*THE TASKS*:
A: Decide whether each statement agrees with the dungeon guide below, answering yes or no and quoting the words from the guide that settle it: (i) Waterdeep: Dungeon of the Mad Mage is meant to take player characters from 10th to 20th level; (ii) Gary Gygax built Castle Greyhawk in a short burst of solo work; (iii) The Accursed Crypt Beneath Cold Moon Isle is made for a party of high-level adventurers.
B: Pick up the dungeon guide below after its last sentence and keep writing it.

*TEXT SHOWN*:
----------------------------------------

A DM’s Guide to the 5 Room Dungeon

Last Updated on January 22, 2023

Welcome to our guide to the Five Room Dungeon technique. Keep reading for a useful approach to adventure design and how to use it to get the best results at your table. 

Whether you’re a seasoned DM looking for some inspiration or you’re pretty new to this and want some of this whole dungeon-mastering thing demystified, you’re in luck. 

Dungeon Design: Bigger Isn’t Always Better

Making dungeons and adventures is easier than you think; you never stop learning cool new ticks and tricks and, all things considered. it’s probably some of the most fun you can have with your brain. 

In D&D, both dungeons and adventures can vary in scope, length, and complexity to a massive degree.

Some adventures and dungeons are megalithic, massive, and world-spanning in their scope and ambition.

Just look at this map depicting one of 23 massive levels that make up the megadungeon of Undermountain features in the 5e adventure Waterdeep: Dungeon of the Mad Mage.

Source: Wizards of the Coast 

An adventuring party could spend months (years even) lost in there. They’re supposed to. This adventure is intended to take player characters from 10th to 20th level. 

Some dungeon masters take literal decades to build their own megadungeons. Gary Gygax (D&D’s co-creator) developed Castle Greyhawk over years and years of play with hundreds of different adventuring parties.

Daunting? A little bit. 

If you’re just starting out as a DM (or even if you’ve been doing this for a long time with pre-written modules), I’m here to tell you that — much like the fact you don’t need a whole world fleshed out to begin a new campaign, just a starter town — you don’t need a whole abandoned dwarven city or sprawling fire giant castle or the whole freaking underdark (I have made this mistake on, I think, three separate occasions now) to start an adventure. 

For all the majesty of the sprawling megadungeon or the multi-session quest, there’s a lot to be said for brevity. 

Some simple one-shots are designed with simplicity in mind so that a whole story can be started and finished in a single evening at the table with minimal prep by the GM beforehand.

If you want an example of a short, compact adventure that puts minimal stress on the DM, check out The Accursed Crypt Beneath Cold Moon Isle, Black Citadel’s own adventure that’s available for free right here

The Accursed Crypt Beneath Cold Moon Isle is designed to suit a party of low-level adventurers and be completed in a few hours of play.

Inside, you can find materials designed to help you, the GM, run an adventure in which the player characters venture to a mysterious haunted island and descend into an accursed pirate tomb to tangle with ancient ghosts and strange pagan magic.

----------------------------------------

*RECORDS*:
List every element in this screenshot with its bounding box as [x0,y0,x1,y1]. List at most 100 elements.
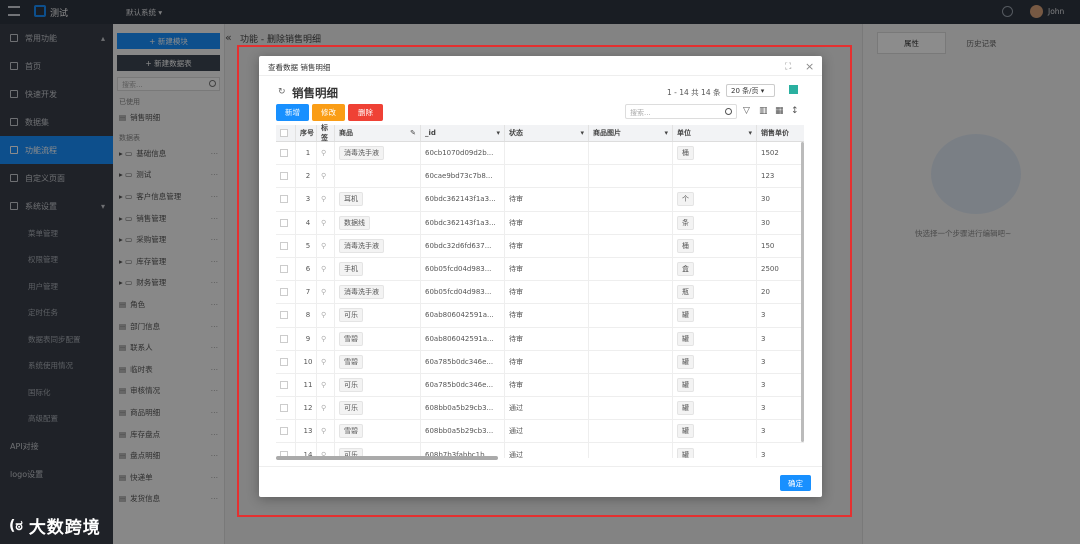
checkbox[interactable] [280,149,288,158]
filter-icon[interactable]: ▽ [743,106,750,116]
cell-tag[interactable]: ⚲ [317,211,335,234]
cell-tag[interactable]: ⚲ [317,420,335,443]
cell-tag[interactable]: ⚲ [317,350,335,373]
cell-status: 通过 [505,420,589,443]
row-checkbox-cell[interactable] [276,211,296,234]
cell-tag[interactable]: ⚲ [317,257,335,281]
tag-icon[interactable]: ⚲ [321,427,326,435]
checkbox[interactable] [280,195,288,204]
chart-icon[interactable]: ▥ [759,106,768,116]
checkbox[interactable] [280,380,288,389]
search-icon[interactable] [725,108,732,115]
checkbox[interactable] [280,311,288,320]
table-row[interactable]: 13 ⚲ 雪碧 608bb0a5b29cb3... 通过 罐 3 [276,420,804,444]
row-checkbox-cell[interactable] [276,234,296,257]
table-row[interactable]: 12 ⚲ 可乐 608bb0a5b29cb3... 通过 罐 3 [276,397,804,421]
tag-icon[interactable]: ⚲ [321,288,326,296]
table-row[interactable]: 2 ⚲ 60cae9bd73c7b8... 123 [276,165,804,189]
add-button[interactable]: 新增 [276,104,309,121]
table-row[interactable]: 8 ⚲ 可乐 60ab806042591a... 待审 罐 3 [276,304,804,328]
tag-icon[interactable]: ⚲ [321,149,326,157]
data-view-modal: 查看数据 销售明细 ⛶ × ↻ 销售明细 1 - 14 共 14 条 20 条/… [259,56,822,497]
cell-tag[interactable]: ⚲ [317,327,335,350]
layout-icon[interactable] [789,85,798,94]
row-checkbox-cell[interactable] [276,142,296,165]
checkbox[interactable] [280,404,288,413]
dropdown-icon[interactable]: ▾ [496,129,500,137]
row-checkbox-cell[interactable] [276,257,296,281]
tag-icon[interactable]: ⚲ [321,311,326,319]
cell-tag[interactable]: ⚲ [317,234,335,257]
col-header[interactable]: 商品图片 ▾ [589,125,673,141]
cell-tag[interactable]: ⚲ [317,188,335,211]
cell-unit: 桶 [673,234,757,257]
table-row[interactable]: 9 ⚲ 雪碧 60ab806042591a... 待审 罐 3 [276,327,804,351]
table-row[interactable]: 11 ⚲ 可乐 60a785b0dc346e... 待审 罐 3 [276,373,804,398]
horizontal-scrollbar[interactable] [276,456,498,460]
vertical-scrollbar[interactable] [801,142,804,442]
tag-icon[interactable]: ⚲ [321,195,326,203]
tag-icon[interactable]: ⚲ [321,358,326,366]
table-search[interactable]: 搜索... [625,104,737,119]
table-row[interactable]: 3 ⚲ 耳机 60bdc362143f1a3... 待审 个 30 [276,188,804,212]
tag-icon[interactable]: ⚲ [321,242,326,250]
dropdown-icon[interactable]: ▾ [748,129,752,137]
cell-tag[interactable]: ⚲ [317,304,335,327]
cell-price: 123 [761,172,775,181]
col-header[interactable]: 单位 ▾ [673,125,757,141]
tag-icon[interactable]: ⚲ [321,219,326,227]
unit-tag: 罐 [677,308,694,323]
row-checkbox-cell[interactable] [276,397,296,420]
checkbox[interactable] [280,241,288,250]
checkbox[interactable] [280,288,288,297]
checkbox[interactable] [280,172,288,181]
fullscreen-icon[interactable]: ⛶ [785,62,791,72]
cell-no: 7 [296,281,317,304]
row-checkbox-cell[interactable] [276,420,296,443]
cell-tag[interactable]: ⚲ [317,397,335,420]
tag-icon[interactable]: ⚲ [321,335,326,343]
checkbox[interactable] [280,129,288,137]
sort-icon[interactable]: ↕ [791,106,799,116]
pin-icon[interactable]: ✎ [410,129,416,137]
table-row[interactable]: 4 ⚲ 数据线 60bdc362143f1a3... 待审 条 30 [276,211,804,235]
table-row[interactable]: 5 ⚲ 消毒洗手液 60bdc32d6fd637... 待审 桶 150 [276,234,804,258]
dropdown-icon[interactable]: ▾ [580,129,584,137]
header-checkbox[interactable] [276,125,296,141]
delete-button[interactable]: 删除 [348,104,383,121]
row-checkbox-cell[interactable] [276,373,296,397]
table-row[interactable]: 1 ⚲ 消毒洗手液 60cb1070d09d2b... 桶 1502 [276,142,804,166]
col-header[interactable]: 状态 ▾ [505,125,589,141]
cell-tag[interactable]: ⚲ [317,165,335,188]
cell-tag[interactable]: ⚲ [317,142,335,165]
cell-tag[interactable]: ⚲ [317,373,335,397]
row-checkbox-cell[interactable] [276,350,296,373]
tag-icon[interactable]: ⚲ [321,172,326,180]
checkbox[interactable] [280,427,288,436]
col-header[interactable]: _id ▾ [421,125,505,141]
table-row[interactable]: 10 ⚲ 雪碧 60a785b0dc346e... 待审 罐 3 [276,350,804,374]
row-checkbox-cell[interactable] [276,327,296,350]
close-icon[interactable]: × [805,60,814,73]
tag-icon[interactable]: ⚲ [321,381,326,389]
table-row[interactable]: 6 ⚲ 手机 60b05fcd04d983... 待审 盒 2500 [276,257,804,282]
checkbox[interactable] [280,265,288,274]
dropdown-icon[interactable]: ▾ [664,129,668,137]
checkbox[interactable] [280,357,288,366]
confirm-button[interactable]: 确定 [780,475,811,491]
checkbox[interactable] [280,334,288,343]
table-row[interactable]: 7 ⚲ 消毒洗手液 60b05fcd04d983... 待审 瓶 20 [276,281,804,305]
cell-tag[interactable]: ⚲ [317,281,335,304]
refresh-icon[interactable]: ↻ [278,87,286,97]
row-checkbox-cell[interactable] [276,281,296,304]
tag-icon[interactable]: ⚲ [321,404,326,412]
checkbox[interactable] [280,218,288,227]
row-checkbox-cell[interactable] [276,304,296,327]
tag-icon[interactable]: ⚲ [321,265,326,273]
table-settings-icon[interactable]: ▦ [775,106,784,116]
row-checkbox-cell[interactable] [276,188,296,211]
col-header[interactable]: 商品 ✎ [335,125,421,141]
page-size-select[interactable]: 20 条/页 ▾ [726,84,775,97]
row-checkbox-cell[interactable] [276,165,296,188]
edit-button[interactable]: 修改 [312,104,345,121]
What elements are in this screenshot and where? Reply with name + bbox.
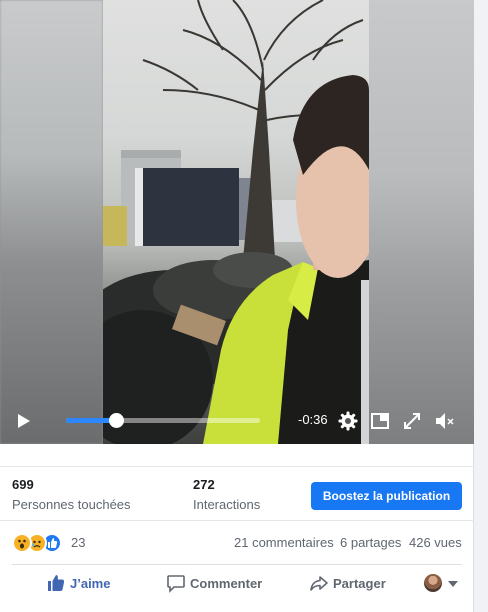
engagement-label: Interactions bbox=[193, 497, 261, 512]
seek-handle[interactable] bbox=[109, 413, 125, 428]
post-insights: 699 Personnes touchées 272 Interactions … bbox=[0, 466, 474, 520]
post-actions: J’aime Commenter Partager bbox=[12, 564, 462, 600]
reach-value: 699 bbox=[12, 477, 34, 492]
page-identity-selector[interactable] bbox=[424, 573, 462, 593]
comment-button[interactable]: Commenter bbox=[166, 573, 276, 593]
video-frame[interactable] bbox=[103, 0, 369, 444]
video-controls: -0:36 bbox=[0, 400, 474, 444]
engagement-stat[interactable]: 272 Interactions bbox=[193, 477, 260, 512]
fullscreen-button[interactable] bbox=[401, 410, 423, 432]
video-player[interactable]: -0:36 bbox=[0, 0, 474, 444]
like-button[interactable]: J’aime bbox=[46, 573, 126, 593]
reactions-bar: 23 21 commentaires 6 partages 426 vues bbox=[0, 520, 474, 564]
share-button[interactable]: Partager bbox=[309, 573, 409, 593]
chevron-down-icon bbox=[448, 581, 458, 587]
play-icon bbox=[18, 414, 30, 428]
seek-bar[interactable] bbox=[66, 413, 260, 428]
thumbs-up-icon bbox=[48, 575, 65, 591]
reach-stat[interactable]: 699 Personnes touchées bbox=[12, 477, 131, 512]
page-background bbox=[474, 0, 488, 612]
boost-post-button[interactable]: Boostez la publication bbox=[311, 482, 462, 510]
pip-button[interactable] bbox=[369, 410, 391, 432]
wow-icon bbox=[12, 533, 32, 553]
play-button[interactable] bbox=[12, 410, 34, 432]
post-card: -0:36 699 Personnes touchées 272 Interac… bbox=[0, 0, 474, 612]
engagement-value: 272 bbox=[193, 477, 215, 492]
video-frame-image bbox=[103, 0, 369, 444]
gear-icon bbox=[338, 411, 358, 431]
mute-button[interactable] bbox=[433, 410, 455, 432]
settings-button[interactable] bbox=[337, 410, 359, 432]
reaction-icons[interactable] bbox=[12, 533, 72, 553]
video-blur-right bbox=[369, 0, 474, 444]
reach-label: Personnes touchées bbox=[12, 497, 131, 512]
expand-icon bbox=[404, 413, 420, 429]
avatar bbox=[424, 574, 442, 592]
speaker-muted-icon bbox=[436, 413, 454, 429]
picture-in-picture-icon bbox=[371, 413, 389, 429]
share-arrow-icon bbox=[310, 576, 328, 591]
video-blur-left bbox=[0, 0, 103, 444]
share-label: Partager bbox=[333, 576, 386, 591]
speech-bubble-icon bbox=[167, 575, 185, 593]
comments-count[interactable]: 21 commentaires bbox=[234, 535, 334, 550]
time-remaining: -0:36 bbox=[298, 412, 328, 427]
views-count[interactable]: 426 vues bbox=[409, 535, 462, 550]
shares-count[interactable]: 6 partages bbox=[340, 535, 401, 550]
reaction-count[interactable]: 23 bbox=[71, 535, 85, 550]
like-label: J’aime bbox=[70, 576, 111, 591]
comment-label: Commenter bbox=[190, 576, 263, 591]
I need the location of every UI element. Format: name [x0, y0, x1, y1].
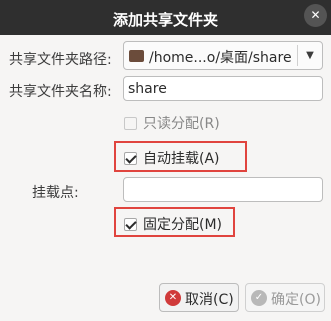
cancel-label: 取消(C) — [185, 292, 234, 308]
close-button[interactable]: ✕ — [304, 4, 327, 27]
path-combobox[interactable]: /home...o/桌面/share ▼ — [123, 41, 323, 70]
automount-label: 自动挂载(A) — [143, 151, 220, 167]
ok-button[interactable]: ✓ 确定(O) — [245, 283, 325, 312]
mountpoint-input[interactable] — [123, 177, 323, 202]
ok-label: 确定(O) — [271, 292, 321, 308]
check-icon: ✓ — [251, 290, 267, 306]
chevron-down-icon[interactable]: ▼ — [297, 45, 322, 66]
name-label: 共享文件夹名称: — [9, 84, 112, 100]
cancel-button[interactable]: ✕ 取消(C) — [159, 283, 239, 312]
window-title: 添加共享文件夹 — [112, 11, 218, 29]
permanent-checkbox-row[interactable]: 固定分配(M) — [124, 214, 222, 234]
path-value: /home...o/桌面/share — [149, 50, 292, 66]
cancel-icon: ✕ — [165, 290, 181, 306]
permanent-checkbox[interactable] — [124, 218, 137, 231]
automount-checkbox-row[interactable]: 自动挂载(A) — [124, 148, 220, 168]
automount-checkbox[interactable] — [124, 152, 137, 165]
readonly-label: 只读分配(R) — [143, 116, 220, 132]
mountpoint-label: 挂载点: — [32, 185, 79, 201]
readonly-checkbox[interactable] — [124, 117, 137, 130]
permanent-label: 固定分配(M) — [143, 217, 223, 233]
folder-icon — [129, 50, 144, 62]
readonly-checkbox-row[interactable]: 只读分配(R) — [124, 113, 220, 133]
path-label: 共享文件夹路径: — [9, 52, 112, 68]
name-input[interactable] — [123, 76, 323, 101]
title-bar: 添加共享文件夹 ✕ — [0, 0, 331, 35]
close-icon: ✕ — [310, 8, 321, 22]
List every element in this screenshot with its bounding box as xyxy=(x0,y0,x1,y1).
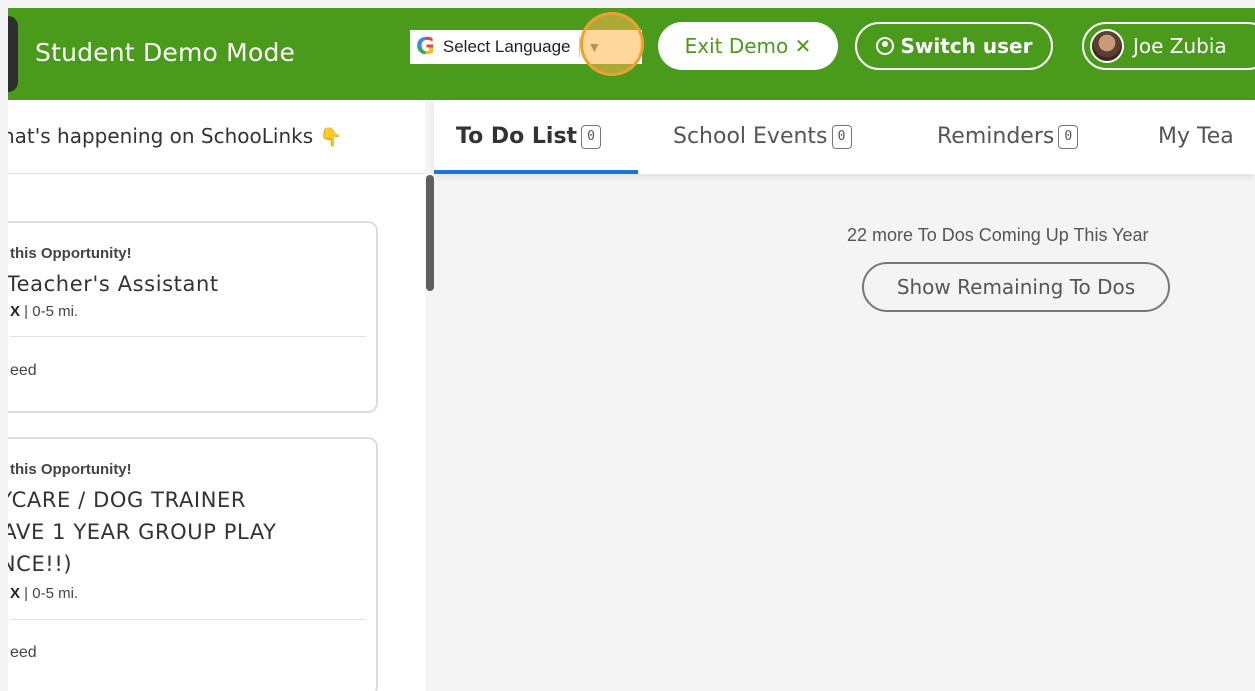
language-select[interactable]: G Select Language ▼ xyxy=(410,30,642,64)
pointing-down-icon: 👇 xyxy=(319,127,342,148)
language-select-divider xyxy=(578,37,580,57)
language-select-label: Select Language xyxy=(442,37,571,56)
opportunity-card[interactable]: this Opportunity! AYCARE / DOG TRAINER H… xyxy=(8,437,378,691)
tab-bar: To Do List 0 School Events 0 Reminders 0 My… xyxy=(434,100,1255,174)
card-location-code: X xyxy=(10,303,21,320)
exit-demo-button[interactable]: Exit Demo ✕ xyxy=(658,22,838,70)
upcoming-todos-text: 22 more To Dos Coming Up This Year xyxy=(847,225,1149,245)
card-location: X | 0-5 mi. xyxy=(10,303,78,320)
card-location: X | 0-5 mi. xyxy=(10,585,78,602)
card-kicker: this Opportunity! xyxy=(10,245,132,262)
card-divider xyxy=(10,336,366,337)
feed-header: nat's happening on SchooLinks 👇 xyxy=(8,100,425,174)
user-name: Joe Zubia xyxy=(1133,34,1227,58)
sidebar-toggle[interactable] xyxy=(8,16,18,92)
user-menu-button[interactable]: Joe Zubia xyxy=(1082,22,1255,70)
card-title-line: HAVE 1 YEAR GROUP PLAY xyxy=(8,520,277,544)
opportunity-card[interactable]: this Opportunity! e Teacher's Assistant … xyxy=(8,221,378,413)
tab-to-do-list[interactable]: To Do List 0 xyxy=(456,124,602,149)
feed-header-label: nat's happening on SchooLinks xyxy=(8,124,314,148)
tab-label: To Do List xyxy=(456,124,578,149)
card-divider xyxy=(10,619,366,620)
card-title-line: e Teacher's Assistant xyxy=(8,272,219,296)
google-icon: G xyxy=(416,33,435,60)
tab-label: My Tea xyxy=(1158,124,1234,149)
tab-reminders[interactable]: Reminders 0 xyxy=(937,124,1079,149)
tab-count-badge: 0 xyxy=(1058,124,1079,149)
feed-scrollbar[interactable] xyxy=(426,175,434,291)
tab-school-events[interactable]: School Events 0 xyxy=(673,124,852,149)
switch-user-button[interactable]: Switch user xyxy=(855,22,1053,70)
card-title[interactable]: AYCARE / DOG TRAINER HAVE 1 YEAR GROUP P… xyxy=(8,484,277,580)
card-location-distance: | 0-5 mi. xyxy=(20,303,79,320)
card-footer: eed xyxy=(10,362,37,379)
feed-panel: nat's happening on SchooLinks 👇 this Opp… xyxy=(8,100,425,691)
card-footer: eed xyxy=(10,644,37,661)
dropdown-arrow-icon[interactable]: ▼ xyxy=(588,39,602,55)
card-location-code: X xyxy=(10,585,21,602)
tab-count-badge: 0 xyxy=(831,124,852,149)
card-title-line: AYCARE / DOG TRAINER xyxy=(8,488,247,512)
card-location-distance: | 0-5 mi. xyxy=(20,585,79,602)
tab-count-badge: 0 xyxy=(581,124,602,149)
tab-my-team[interactable]: My Tea xyxy=(1158,124,1234,149)
card-kicker: this Opportunity! xyxy=(10,461,132,478)
account-circle-icon xyxy=(875,37,894,55)
active-tab-indicator xyxy=(434,170,638,174)
tab-label: Reminders xyxy=(937,124,1055,149)
feed-header-text: nat's happening on SchooLinks 👇 xyxy=(8,124,342,148)
show-remaining-todos-label: Show Remaining To Dos xyxy=(896,275,1136,299)
exit-demo-label: Exit Demo ✕ xyxy=(684,34,812,58)
brand-title: Student Demo Mode xyxy=(35,38,296,67)
avatar xyxy=(1090,29,1124,63)
show-remaining-todos-button[interactable]: Show Remaining To Dos xyxy=(862,262,1170,312)
tab-label: School Events xyxy=(673,124,828,149)
card-title-line: ENCE!!) xyxy=(8,552,73,576)
card-title[interactable]: e Teacher's Assistant xyxy=(8,268,219,300)
switch-user-label: Switch user xyxy=(900,34,1033,58)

----------------------------------------

*PER-TASK OUTPUTS*:
A:
(i) Yes: "This adventure is intended to take player characters from 10th to 20th level."
(ii) No: "developed Castle Greyhawk over years and years of play with hundreds of different adventuring parties."
(iii) No: "designed to suit a party of low-level adventurers and be completed in a few hours of play."

B:
If they’re smart, they might find the cursed pirate gold buried deep beneath Cold Moon Island. If they’re very lucky, they may even escape with their lives.

If you’re just coming to dungeon design or just need something quick and digestible that you can run at your game tonight with little to no preparation, the Five Room Dungeon method is a pretty good place to start. 

What Is a Five Room Dungeon?

Originally published back in 2006, the Five Room Dungeon is a GM prep-and-writing technique developed by Johnn Four at Roleplaying Tips, who expounds the Five Room Dungeon as being able to slot into any environment, short, quick to plan, easy to polish, easy to move around, and flexible. 

Taken at face value, a Five Room Dungeon is a dungeon with, uh, five rooms in it, each of which serves a particular purpose in a narrative framework.

That’s actually the big secret here: the Five Room Dungeon is actually just a plot structure or writing tip pretending to be a game-design technique. 

Each room in the Five Room Dungeon — the Entrance, the Puzzle, the Setback, the Battle, and the Reward — serves its own function in the adventure and helps create a rhythm for the session that feels polished and rewarding like a movie or book. 

Let’s take a look at what each “room” means in a Five Room Dungeon. 

Room One: The Entrance and Guardian 

The first room of a dungeon, usually by necessity, is the Entrance or the way in.

It provides a clear and present marker that your players are transitioning from the normality of the overworld into the mythic underworld (to borrow an OSR term — basically they’re not in Kansas anymore) where the stakes are higher and the rules that apply out there aren’t even really guidelines down here

The purpose of this room, other than a “crossing the threshold” moment, is to serve as an initial test that sets up the dungeon.

This test comes in the form of a Guardian, whose purpose is to explain why the dungeon hasn’t already been explored or cleared out.

Sometimes this means a literal guardian creature (I’m as big a fan of a great big stone statue with a sword as the next guy) that’s part of the dungeon itself. 

It can also imply that something else has made a nest in this first room, like an owlbear or a hive of carrion crawlers, that makes it difficult to get in or out of the dungeon.

The guardian doesn’t even have to be a creature at all: a natural hazard, magical puzzle, environmental hazard, or a trap (perhaps one that only lets penitent men pass?) are all perfectly good candidates for a dungeon guardian.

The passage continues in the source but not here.